#### INSTRUCTION
Find each line in the items below that contains the string "label", and copy those lines.

══ EXCERPTED DATA

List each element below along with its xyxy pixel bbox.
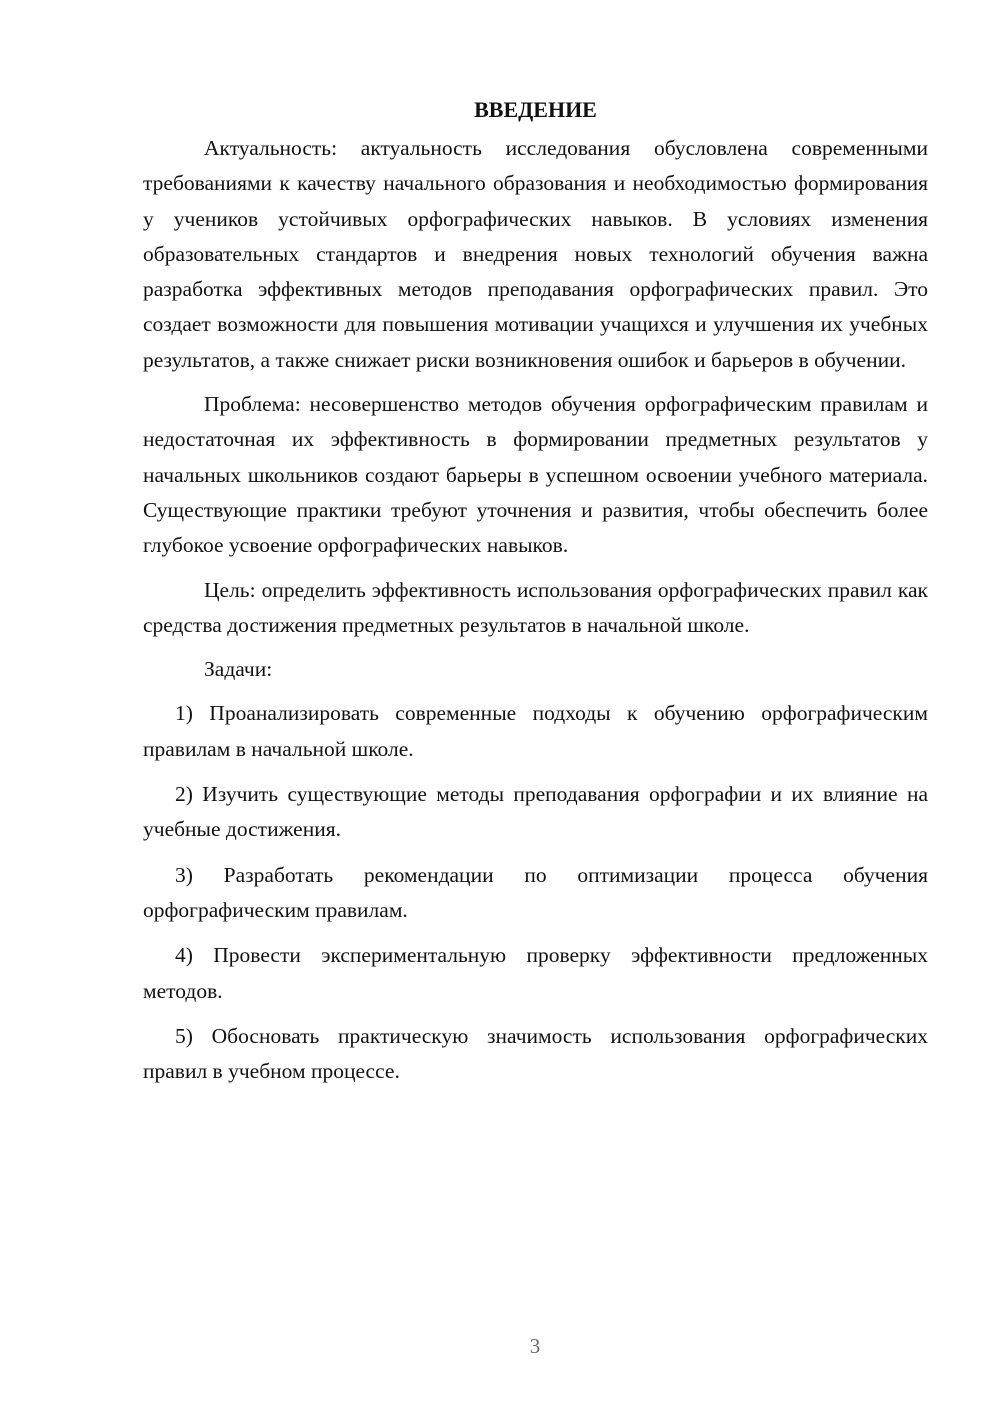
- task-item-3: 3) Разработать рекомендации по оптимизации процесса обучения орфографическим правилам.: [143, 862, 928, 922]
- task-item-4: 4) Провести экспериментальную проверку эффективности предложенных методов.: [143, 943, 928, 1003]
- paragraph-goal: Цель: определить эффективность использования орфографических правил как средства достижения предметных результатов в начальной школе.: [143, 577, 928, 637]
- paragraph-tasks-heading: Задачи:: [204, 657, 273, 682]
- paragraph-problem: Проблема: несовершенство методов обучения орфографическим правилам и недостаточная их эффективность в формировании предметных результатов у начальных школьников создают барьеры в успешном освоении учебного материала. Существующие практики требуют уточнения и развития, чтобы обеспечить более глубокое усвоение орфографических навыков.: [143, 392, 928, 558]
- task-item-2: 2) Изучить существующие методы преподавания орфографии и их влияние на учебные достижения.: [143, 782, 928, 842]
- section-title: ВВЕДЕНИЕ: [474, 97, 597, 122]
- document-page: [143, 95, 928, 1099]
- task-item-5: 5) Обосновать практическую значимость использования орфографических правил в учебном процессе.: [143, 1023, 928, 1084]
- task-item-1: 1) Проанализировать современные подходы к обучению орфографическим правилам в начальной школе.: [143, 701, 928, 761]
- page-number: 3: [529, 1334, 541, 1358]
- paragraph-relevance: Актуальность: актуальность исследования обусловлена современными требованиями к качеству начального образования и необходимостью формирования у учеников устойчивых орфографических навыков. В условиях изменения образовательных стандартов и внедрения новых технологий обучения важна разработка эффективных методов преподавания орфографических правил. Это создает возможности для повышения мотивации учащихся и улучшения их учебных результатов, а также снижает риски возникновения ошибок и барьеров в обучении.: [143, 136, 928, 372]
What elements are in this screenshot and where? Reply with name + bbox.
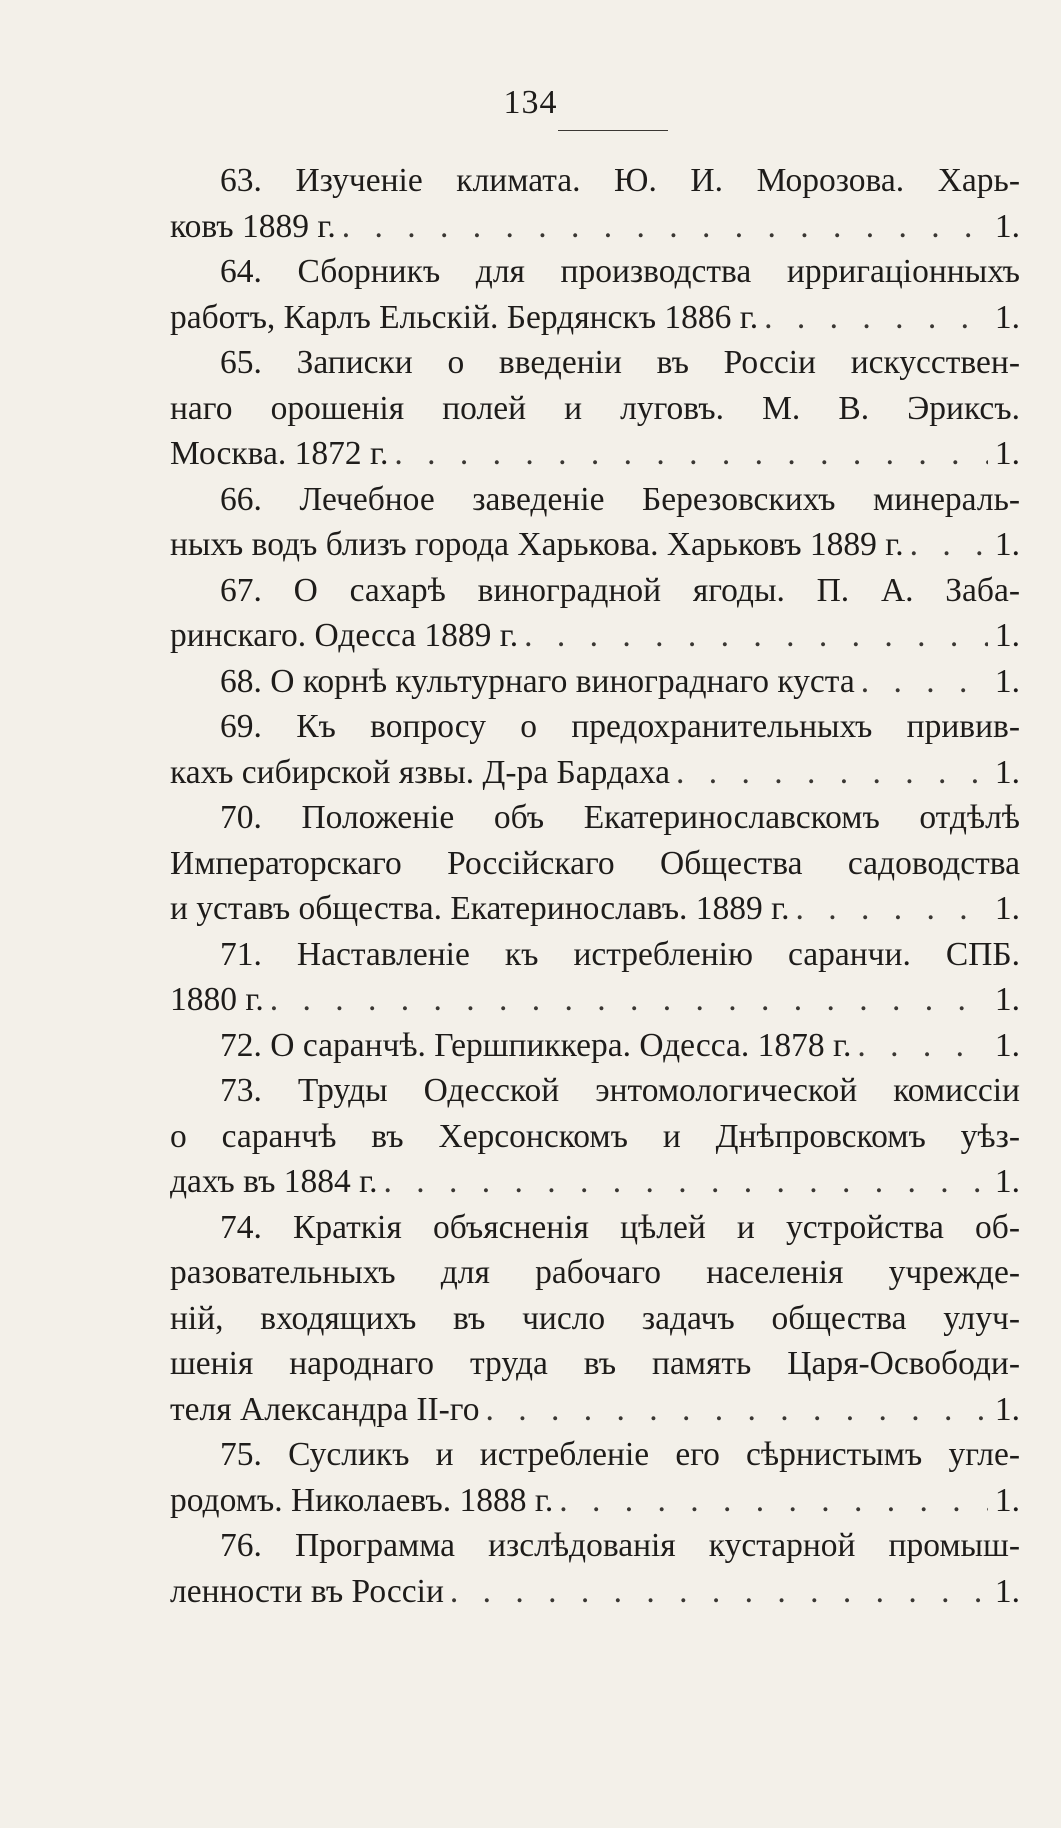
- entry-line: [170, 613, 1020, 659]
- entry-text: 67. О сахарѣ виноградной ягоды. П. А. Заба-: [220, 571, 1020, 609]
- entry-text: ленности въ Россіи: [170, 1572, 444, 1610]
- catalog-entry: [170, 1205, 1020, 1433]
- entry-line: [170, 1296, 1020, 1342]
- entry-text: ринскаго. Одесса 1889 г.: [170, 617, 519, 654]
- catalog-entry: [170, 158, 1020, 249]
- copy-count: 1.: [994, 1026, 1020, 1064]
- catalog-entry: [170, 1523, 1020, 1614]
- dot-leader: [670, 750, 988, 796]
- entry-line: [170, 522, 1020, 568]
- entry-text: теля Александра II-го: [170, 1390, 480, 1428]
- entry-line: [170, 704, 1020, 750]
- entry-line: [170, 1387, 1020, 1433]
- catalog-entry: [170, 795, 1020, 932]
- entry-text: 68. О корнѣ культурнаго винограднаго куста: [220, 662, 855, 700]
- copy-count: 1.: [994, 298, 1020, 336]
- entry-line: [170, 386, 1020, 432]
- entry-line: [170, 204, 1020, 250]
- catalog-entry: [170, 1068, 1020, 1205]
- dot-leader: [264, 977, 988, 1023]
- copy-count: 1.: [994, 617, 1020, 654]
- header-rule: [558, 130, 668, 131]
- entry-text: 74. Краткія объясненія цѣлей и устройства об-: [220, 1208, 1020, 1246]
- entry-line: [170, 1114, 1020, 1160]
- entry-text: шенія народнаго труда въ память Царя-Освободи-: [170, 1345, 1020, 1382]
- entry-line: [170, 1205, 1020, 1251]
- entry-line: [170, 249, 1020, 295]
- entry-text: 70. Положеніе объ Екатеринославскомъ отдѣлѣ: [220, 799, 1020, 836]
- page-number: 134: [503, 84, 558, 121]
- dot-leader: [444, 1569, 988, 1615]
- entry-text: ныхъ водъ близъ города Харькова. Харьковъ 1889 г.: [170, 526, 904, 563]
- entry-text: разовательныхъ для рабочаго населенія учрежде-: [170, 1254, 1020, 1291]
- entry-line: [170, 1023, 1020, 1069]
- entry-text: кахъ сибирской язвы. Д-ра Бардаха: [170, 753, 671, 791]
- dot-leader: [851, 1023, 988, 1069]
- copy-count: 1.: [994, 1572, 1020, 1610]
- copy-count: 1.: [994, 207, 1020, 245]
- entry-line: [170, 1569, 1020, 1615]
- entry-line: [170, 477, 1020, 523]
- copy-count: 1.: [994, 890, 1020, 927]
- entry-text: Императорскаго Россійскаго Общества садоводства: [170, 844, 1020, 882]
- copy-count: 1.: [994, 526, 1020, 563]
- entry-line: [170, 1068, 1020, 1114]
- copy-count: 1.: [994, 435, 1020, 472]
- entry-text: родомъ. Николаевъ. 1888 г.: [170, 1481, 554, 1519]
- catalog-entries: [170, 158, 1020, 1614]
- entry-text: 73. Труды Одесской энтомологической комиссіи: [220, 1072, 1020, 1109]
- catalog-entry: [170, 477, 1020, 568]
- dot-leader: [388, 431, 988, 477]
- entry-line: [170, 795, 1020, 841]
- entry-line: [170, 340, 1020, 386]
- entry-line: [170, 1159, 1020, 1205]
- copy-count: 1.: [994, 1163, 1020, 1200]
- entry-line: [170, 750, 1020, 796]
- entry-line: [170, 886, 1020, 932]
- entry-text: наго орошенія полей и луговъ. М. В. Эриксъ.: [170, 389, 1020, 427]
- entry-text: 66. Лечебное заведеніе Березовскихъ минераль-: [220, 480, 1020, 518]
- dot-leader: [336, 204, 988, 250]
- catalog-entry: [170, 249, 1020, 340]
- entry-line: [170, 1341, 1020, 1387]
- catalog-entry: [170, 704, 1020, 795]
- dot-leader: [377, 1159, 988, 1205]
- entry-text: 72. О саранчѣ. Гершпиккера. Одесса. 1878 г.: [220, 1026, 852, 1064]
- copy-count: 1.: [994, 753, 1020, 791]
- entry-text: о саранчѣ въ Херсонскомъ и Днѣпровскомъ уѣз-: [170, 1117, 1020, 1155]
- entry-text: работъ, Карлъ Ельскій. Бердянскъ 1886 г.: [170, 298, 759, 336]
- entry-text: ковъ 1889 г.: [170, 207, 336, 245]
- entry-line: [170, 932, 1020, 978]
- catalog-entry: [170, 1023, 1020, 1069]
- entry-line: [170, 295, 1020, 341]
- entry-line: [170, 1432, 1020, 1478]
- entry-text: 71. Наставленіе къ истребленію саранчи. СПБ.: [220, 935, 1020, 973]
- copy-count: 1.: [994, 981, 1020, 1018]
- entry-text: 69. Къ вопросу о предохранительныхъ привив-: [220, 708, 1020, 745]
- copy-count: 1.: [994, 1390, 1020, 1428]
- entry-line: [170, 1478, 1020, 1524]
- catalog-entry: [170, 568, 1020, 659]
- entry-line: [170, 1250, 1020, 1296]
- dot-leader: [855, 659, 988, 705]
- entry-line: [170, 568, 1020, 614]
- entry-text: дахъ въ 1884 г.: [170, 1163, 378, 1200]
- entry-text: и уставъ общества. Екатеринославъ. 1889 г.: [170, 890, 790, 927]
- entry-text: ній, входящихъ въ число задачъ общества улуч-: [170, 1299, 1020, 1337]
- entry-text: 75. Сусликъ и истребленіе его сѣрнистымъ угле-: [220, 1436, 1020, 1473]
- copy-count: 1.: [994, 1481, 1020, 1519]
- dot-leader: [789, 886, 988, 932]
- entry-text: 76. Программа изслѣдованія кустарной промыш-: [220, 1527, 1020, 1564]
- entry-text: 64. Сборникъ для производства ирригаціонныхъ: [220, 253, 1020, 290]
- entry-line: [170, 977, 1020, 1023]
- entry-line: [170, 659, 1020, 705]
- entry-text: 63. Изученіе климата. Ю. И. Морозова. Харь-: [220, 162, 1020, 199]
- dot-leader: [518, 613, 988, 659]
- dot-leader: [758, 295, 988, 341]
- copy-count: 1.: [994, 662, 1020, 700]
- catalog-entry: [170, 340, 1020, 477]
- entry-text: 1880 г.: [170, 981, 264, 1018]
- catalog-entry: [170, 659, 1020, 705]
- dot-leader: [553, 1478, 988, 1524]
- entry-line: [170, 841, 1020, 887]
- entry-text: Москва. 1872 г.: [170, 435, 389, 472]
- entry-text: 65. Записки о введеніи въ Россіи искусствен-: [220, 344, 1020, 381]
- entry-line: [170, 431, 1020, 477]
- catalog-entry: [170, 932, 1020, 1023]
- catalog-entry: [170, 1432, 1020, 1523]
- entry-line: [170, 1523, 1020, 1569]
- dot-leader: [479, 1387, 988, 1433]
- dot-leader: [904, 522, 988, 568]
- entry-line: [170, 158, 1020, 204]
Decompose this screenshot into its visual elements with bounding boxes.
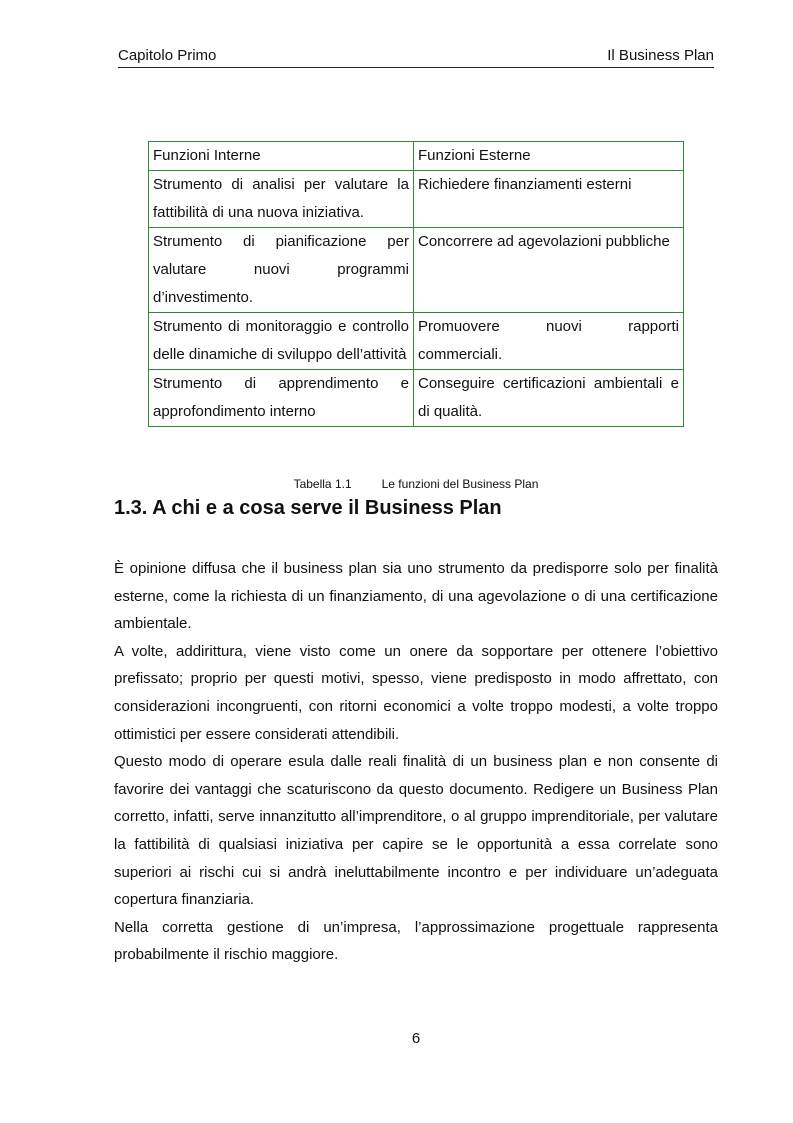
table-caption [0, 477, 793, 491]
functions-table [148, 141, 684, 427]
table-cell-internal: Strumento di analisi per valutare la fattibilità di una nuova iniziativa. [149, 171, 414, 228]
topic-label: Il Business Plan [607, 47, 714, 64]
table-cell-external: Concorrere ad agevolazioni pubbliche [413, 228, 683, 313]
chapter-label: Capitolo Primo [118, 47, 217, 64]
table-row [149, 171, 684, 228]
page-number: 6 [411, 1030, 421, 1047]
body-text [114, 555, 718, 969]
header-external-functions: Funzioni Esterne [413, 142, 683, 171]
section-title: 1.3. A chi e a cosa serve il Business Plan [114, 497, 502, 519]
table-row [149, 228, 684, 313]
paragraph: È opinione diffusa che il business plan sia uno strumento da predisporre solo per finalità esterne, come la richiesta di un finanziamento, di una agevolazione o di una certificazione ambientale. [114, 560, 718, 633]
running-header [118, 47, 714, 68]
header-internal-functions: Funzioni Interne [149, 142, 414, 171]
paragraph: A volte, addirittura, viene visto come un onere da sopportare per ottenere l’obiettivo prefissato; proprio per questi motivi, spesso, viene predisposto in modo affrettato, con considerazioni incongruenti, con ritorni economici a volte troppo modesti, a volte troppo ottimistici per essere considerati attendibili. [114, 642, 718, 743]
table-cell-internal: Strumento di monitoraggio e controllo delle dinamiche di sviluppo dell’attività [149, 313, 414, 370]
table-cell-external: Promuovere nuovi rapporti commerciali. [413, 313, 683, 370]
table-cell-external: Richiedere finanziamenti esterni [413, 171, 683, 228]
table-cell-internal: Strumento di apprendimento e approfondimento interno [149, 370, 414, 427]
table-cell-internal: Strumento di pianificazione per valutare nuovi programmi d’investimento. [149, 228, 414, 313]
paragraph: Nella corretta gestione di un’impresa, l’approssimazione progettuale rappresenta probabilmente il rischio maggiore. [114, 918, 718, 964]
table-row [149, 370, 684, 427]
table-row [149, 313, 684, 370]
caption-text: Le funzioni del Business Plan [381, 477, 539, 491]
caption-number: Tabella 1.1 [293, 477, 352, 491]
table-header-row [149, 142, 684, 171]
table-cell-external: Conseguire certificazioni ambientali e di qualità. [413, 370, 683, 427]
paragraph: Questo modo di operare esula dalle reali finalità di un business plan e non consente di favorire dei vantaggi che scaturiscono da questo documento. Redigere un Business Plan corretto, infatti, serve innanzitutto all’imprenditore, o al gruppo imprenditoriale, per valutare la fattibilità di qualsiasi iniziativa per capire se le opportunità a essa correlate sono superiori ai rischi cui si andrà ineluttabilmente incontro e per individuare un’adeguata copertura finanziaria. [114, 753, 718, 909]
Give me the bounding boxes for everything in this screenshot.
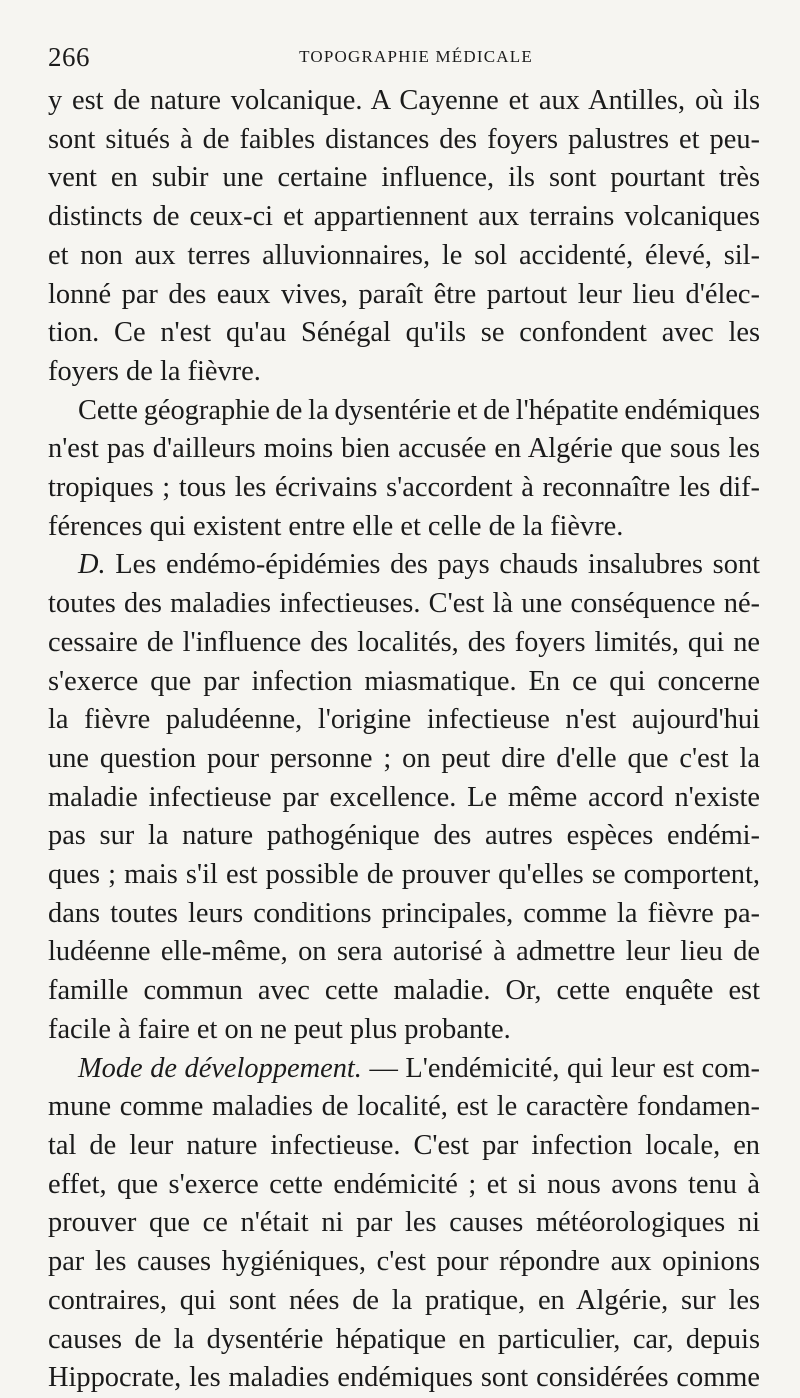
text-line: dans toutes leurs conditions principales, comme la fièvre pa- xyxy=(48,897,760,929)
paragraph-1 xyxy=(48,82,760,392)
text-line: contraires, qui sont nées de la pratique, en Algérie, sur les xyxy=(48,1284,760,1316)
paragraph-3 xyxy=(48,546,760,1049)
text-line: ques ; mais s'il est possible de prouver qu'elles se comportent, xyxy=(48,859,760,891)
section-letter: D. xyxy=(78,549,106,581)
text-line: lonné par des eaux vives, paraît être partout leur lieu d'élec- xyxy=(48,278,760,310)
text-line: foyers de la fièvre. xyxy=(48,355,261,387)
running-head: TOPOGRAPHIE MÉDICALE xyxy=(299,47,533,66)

════

#### WORKED SOLUTION
topic-label: Il Business Plan [607, 47, 714, 64]
chapter-label: Capitolo Primo [118, 47, 217, 64]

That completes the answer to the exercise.